START DATA FOR THIS TASK

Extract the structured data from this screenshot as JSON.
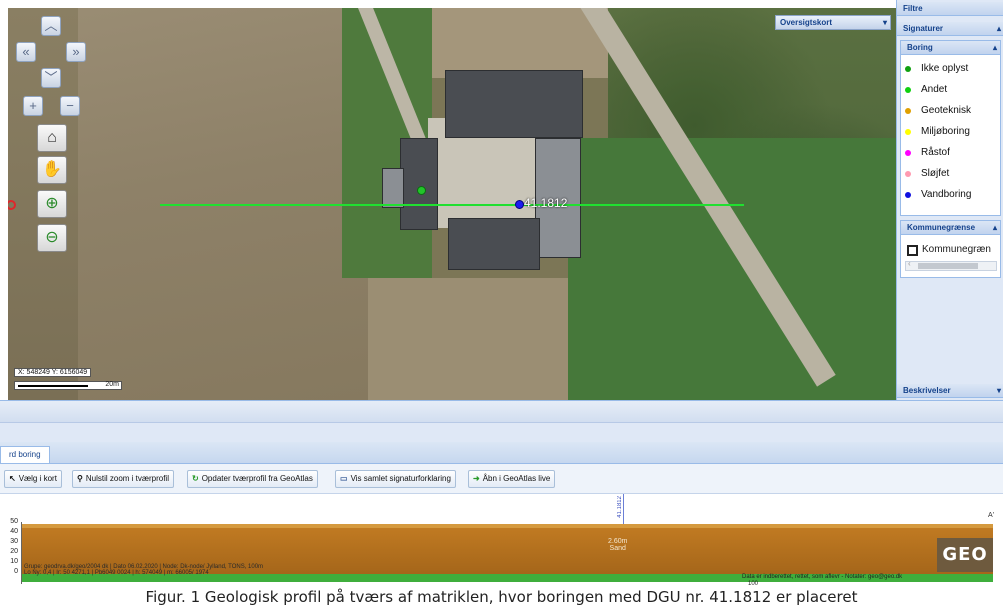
{
  "map": {
    "overview_label": "Oversigtskort",
    "bore_label": "41.1812",
    "scale_text": "X: 548249 Y: 6156049",
    "scale_unit": "20m"
  },
  "nav": {
    "up": "︿",
    "left": "«",
    "right": "»",
    "down": "﹀",
    "zoom_in_small": "+",
    "zoom_out_small": "−"
  },
  "panel": {
    "filtre": "Filtre",
    "signaturer": "Signaturer",
    "boring": "Boring",
    "legend": [
      {
        "label": "Ikke oplyst",
        "color": "#10a010"
      },
      {
        "label": "Andet",
        "color": "#10d010"
      },
      {
        "label": "Geoteknisk",
        "color": "#e0a000"
      },
      {
        "label": "Miljøboring",
        "color": "#ffff00"
      },
      {
        "label": "Råstof",
        "color": "#ff00ff"
      },
      {
        "label": "Sløjfet",
        "color": "#ff9ab0"
      },
      {
        "label": "Vandboring",
        "color": "#1010e0"
      }
    ],
    "kommunegraense_head": "Kommunegrænse",
    "kommunegraense_item": "Kommunegræn",
    "beskrivelser": "Beskrivelser"
  },
  "lower": {
    "tab_label": "rd boring",
    "toolbar": [
      {
        "icon": "↖",
        "label": "Vælg i kort"
      },
      {
        "icon": "⚲",
        "label": "Nulstil zoom i tværprofil"
      },
      {
        "icon": "↻",
        "label": "Opdater tværprofil fra GeoAtlas"
      },
      {
        "icon": "▭",
        "label": "Vis samlet signaturforklaring"
      },
      {
        "icon": "➜",
        "label": "Åbn i GeoAtlas live"
      }
    ]
  },
  "profile": {
    "y_ticks": [
      "50",
      "40",
      "30",
      "20",
      "10",
      "0"
    ],
    "bore_vertical_label": "41.1812",
    "layer_text": "2.60m",
    "layer_subtext": "Sand",
    "logo": "GEO",
    "credit_line1": "Grupe: geodrva.dk/geo/2004 dk | Dato 06.02.2020 | Node: Dk-node/ Jylland, TONS, 100m",
    "credit_line2": "Lo Ny: 0,4 | Ir: 50 4271,1 | Pb6049 0024 | h: 574049 | m: 66005/ 1974",
    "credit_right": "Data er indberettet, rettet, som aflevr - Notater: geo@geo.dk",
    "distance_label": "100",
    "end_label": "A'"
  },
  "caption": "Figur. 1 Geologisk profil på tværs af matriklen, hvor boringen med DGU nr. 41.1812 er placeret"
}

END DATA FOR THIS TASK

### [PROBLEM TO WORK ON]
Pick out, from the lines above, every one that contains the string "color".

### [THE COMPLETED TASK]
        "color": "#10a010"
        "color": "#10d010"
        "color": "#e0a000"
        "color": "#ffff00"
        "color": "#ff00ff"
        "color": "#ff9ab0"
        "color": "#1010e0"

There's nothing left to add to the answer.